Please update the data from the line with "image-title: Jenwayn pH-eletrodi." up to and including the line with "page-number: 45 bbox=[932, 198, 954, 223]", replacing "page-number" with "page-index" and keeping everything else unchanged. Return only those lines.
* BEGIN Source records *
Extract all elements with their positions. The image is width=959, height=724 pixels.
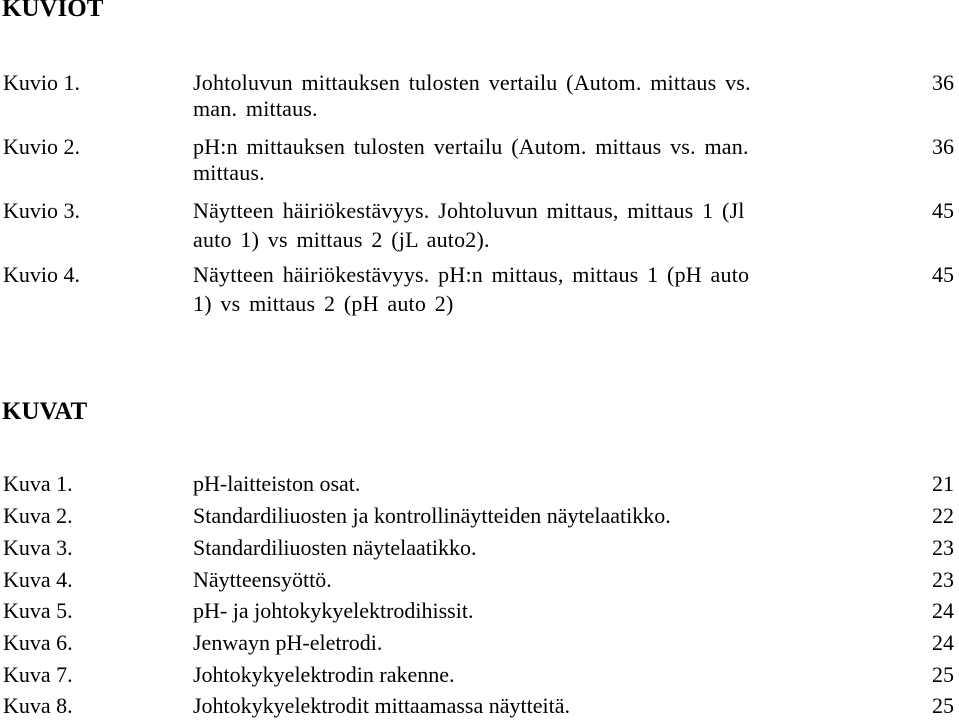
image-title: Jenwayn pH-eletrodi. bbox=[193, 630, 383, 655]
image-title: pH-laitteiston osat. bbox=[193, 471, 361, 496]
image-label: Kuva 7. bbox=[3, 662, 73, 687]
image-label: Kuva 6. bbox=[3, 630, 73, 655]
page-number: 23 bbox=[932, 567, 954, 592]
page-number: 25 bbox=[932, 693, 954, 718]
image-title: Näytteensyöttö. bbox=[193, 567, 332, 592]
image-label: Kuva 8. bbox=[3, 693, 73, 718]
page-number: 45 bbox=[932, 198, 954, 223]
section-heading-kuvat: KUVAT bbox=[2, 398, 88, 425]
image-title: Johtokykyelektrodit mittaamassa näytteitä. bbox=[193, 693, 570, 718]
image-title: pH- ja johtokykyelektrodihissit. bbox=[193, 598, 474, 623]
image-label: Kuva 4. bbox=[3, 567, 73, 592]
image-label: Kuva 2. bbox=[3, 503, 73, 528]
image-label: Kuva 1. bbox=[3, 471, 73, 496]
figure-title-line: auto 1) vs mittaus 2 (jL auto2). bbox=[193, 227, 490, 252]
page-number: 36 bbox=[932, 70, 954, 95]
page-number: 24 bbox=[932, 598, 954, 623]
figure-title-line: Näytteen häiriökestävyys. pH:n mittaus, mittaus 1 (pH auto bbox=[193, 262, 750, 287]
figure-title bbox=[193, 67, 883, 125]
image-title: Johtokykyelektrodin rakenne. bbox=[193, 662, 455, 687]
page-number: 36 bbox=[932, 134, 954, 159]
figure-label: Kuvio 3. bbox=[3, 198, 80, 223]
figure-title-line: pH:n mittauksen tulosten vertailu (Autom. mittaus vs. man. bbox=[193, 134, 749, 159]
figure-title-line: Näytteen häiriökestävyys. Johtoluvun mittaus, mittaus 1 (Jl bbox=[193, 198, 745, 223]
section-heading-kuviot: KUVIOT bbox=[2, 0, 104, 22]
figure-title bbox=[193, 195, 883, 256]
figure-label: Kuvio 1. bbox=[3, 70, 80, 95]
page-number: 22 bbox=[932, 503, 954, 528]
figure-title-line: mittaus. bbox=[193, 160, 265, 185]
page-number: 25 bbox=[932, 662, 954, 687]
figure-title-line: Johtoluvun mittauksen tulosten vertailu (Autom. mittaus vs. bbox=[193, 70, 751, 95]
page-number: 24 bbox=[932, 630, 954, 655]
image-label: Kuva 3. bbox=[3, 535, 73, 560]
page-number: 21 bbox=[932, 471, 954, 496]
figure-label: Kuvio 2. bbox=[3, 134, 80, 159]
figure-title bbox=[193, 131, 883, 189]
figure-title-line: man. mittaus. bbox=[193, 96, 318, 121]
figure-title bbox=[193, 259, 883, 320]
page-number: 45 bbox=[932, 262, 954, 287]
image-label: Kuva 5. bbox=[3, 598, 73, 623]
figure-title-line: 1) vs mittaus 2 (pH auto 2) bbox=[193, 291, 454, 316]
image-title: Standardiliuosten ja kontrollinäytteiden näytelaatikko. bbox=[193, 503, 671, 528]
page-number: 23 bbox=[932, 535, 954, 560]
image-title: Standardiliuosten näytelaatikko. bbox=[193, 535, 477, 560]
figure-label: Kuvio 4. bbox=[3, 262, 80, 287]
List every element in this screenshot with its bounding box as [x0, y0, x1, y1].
* END Source records *
__Reply__:
image-title: Jenwayn pH-eletrodi. bbox=[193, 630, 383, 655]
image-title: pH-laitteiston osat. bbox=[193, 471, 361, 496]
image-label: Kuva 7. bbox=[3, 662, 73, 687]
image-label: Kuva 6. bbox=[3, 630, 73, 655]
page-index: 23 bbox=[932, 567, 954, 592]
page-index: 25 bbox=[932, 693, 954, 718]
image-title: Näytteensyöttö. bbox=[193, 567, 332, 592]
image-label: Kuva 8. bbox=[3, 693, 73, 718]
page-index: 45 bbox=[932, 198, 954, 223]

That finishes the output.